Raw records:
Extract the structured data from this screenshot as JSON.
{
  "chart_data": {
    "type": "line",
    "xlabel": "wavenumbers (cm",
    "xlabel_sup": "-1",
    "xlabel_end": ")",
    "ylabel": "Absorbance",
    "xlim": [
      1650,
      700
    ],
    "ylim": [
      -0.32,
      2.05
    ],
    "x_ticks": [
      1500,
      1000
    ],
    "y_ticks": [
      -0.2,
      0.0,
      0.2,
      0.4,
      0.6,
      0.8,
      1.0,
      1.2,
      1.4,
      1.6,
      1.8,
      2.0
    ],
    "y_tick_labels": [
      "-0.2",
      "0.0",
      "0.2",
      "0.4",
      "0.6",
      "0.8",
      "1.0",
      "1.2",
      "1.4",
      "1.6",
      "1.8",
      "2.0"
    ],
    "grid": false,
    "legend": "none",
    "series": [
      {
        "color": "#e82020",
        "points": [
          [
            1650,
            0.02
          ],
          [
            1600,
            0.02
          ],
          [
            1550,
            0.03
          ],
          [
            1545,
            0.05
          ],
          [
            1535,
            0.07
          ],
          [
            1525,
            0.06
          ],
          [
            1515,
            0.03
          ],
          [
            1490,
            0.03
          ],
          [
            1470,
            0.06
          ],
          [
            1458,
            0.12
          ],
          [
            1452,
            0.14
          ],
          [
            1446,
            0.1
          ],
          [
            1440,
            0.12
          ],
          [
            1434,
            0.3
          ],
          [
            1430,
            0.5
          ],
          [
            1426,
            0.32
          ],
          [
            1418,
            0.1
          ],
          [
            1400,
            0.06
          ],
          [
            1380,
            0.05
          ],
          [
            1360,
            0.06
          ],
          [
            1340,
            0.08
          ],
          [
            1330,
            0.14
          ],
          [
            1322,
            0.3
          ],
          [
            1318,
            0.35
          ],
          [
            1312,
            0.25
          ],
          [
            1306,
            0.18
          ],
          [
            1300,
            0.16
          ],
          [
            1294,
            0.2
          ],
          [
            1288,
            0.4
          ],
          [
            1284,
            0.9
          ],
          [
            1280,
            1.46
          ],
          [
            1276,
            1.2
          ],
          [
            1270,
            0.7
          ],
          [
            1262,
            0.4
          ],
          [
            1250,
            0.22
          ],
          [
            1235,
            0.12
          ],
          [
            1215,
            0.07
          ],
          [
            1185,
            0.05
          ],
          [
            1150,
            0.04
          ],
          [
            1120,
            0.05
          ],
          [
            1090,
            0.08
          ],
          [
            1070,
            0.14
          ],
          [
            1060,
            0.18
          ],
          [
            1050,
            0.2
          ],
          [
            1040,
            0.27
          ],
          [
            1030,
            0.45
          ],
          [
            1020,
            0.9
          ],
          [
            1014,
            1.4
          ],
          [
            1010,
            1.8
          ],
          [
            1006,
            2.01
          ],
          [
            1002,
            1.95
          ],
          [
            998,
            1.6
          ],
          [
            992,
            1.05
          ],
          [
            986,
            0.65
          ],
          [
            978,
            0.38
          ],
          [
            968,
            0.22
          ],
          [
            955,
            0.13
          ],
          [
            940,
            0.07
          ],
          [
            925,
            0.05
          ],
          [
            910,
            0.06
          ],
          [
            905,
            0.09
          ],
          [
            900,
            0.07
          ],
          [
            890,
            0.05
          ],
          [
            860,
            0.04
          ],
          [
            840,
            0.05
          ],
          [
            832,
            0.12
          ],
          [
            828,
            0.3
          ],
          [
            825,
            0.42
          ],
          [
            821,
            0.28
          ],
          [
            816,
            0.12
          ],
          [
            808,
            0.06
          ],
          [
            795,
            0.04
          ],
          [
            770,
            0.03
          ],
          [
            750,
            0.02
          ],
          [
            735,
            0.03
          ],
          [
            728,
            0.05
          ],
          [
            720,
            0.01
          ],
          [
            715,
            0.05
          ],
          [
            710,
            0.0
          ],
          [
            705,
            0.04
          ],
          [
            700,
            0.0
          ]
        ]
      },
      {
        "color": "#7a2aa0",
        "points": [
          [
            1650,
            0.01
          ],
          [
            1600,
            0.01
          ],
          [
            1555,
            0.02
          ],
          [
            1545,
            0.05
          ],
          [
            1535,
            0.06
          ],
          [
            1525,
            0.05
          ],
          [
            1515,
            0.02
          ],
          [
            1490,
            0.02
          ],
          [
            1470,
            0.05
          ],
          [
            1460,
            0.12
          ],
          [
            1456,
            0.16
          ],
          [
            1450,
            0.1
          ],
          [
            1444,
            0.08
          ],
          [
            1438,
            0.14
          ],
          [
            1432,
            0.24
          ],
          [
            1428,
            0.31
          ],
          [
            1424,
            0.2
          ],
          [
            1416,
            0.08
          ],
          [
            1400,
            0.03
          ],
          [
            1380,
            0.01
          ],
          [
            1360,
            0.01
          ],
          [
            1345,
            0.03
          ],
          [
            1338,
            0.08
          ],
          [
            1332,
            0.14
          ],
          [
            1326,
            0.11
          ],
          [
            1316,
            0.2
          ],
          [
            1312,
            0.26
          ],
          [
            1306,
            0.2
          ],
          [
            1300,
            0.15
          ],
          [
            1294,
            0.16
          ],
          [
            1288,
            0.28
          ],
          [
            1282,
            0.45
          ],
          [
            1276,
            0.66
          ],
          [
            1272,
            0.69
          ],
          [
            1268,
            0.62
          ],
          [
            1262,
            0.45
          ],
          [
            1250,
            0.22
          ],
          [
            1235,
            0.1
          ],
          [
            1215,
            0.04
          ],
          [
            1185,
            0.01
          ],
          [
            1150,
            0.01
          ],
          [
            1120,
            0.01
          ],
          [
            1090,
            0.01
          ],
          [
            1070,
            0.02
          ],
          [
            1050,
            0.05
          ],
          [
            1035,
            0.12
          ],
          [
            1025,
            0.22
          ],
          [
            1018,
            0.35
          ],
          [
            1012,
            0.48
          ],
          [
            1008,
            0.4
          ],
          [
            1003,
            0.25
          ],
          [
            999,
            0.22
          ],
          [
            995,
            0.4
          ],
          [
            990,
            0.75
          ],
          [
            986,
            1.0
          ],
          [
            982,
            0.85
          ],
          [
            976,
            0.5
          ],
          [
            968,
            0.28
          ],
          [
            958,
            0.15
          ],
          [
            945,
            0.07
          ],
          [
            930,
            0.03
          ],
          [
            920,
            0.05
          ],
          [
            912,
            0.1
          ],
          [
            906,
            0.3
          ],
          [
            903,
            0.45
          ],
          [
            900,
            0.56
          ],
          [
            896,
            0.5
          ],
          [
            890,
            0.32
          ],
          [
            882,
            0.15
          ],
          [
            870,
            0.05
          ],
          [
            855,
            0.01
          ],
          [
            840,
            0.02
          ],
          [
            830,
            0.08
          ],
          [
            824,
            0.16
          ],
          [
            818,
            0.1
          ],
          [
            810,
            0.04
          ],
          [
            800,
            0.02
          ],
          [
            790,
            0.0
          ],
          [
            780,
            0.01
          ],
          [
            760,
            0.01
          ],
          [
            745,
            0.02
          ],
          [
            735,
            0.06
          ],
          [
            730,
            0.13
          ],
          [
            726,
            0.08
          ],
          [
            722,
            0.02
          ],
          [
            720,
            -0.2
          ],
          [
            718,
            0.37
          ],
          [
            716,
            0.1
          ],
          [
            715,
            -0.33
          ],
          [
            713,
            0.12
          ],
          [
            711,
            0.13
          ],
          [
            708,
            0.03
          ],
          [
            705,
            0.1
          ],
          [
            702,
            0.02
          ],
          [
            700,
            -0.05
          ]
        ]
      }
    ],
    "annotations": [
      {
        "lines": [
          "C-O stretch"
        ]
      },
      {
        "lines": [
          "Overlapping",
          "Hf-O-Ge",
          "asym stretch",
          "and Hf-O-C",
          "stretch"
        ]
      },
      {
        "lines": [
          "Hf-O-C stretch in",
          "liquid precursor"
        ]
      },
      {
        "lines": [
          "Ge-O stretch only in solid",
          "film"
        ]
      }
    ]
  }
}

• [PROBLEM]: Copy out all lines where the word "stretch" appears.

• [REPLY]:
          "C-O stretch"
          "asym stretch",
          "stretch"
          "Hf-O-C stretch in",
          "Ge-O stretch only in solid",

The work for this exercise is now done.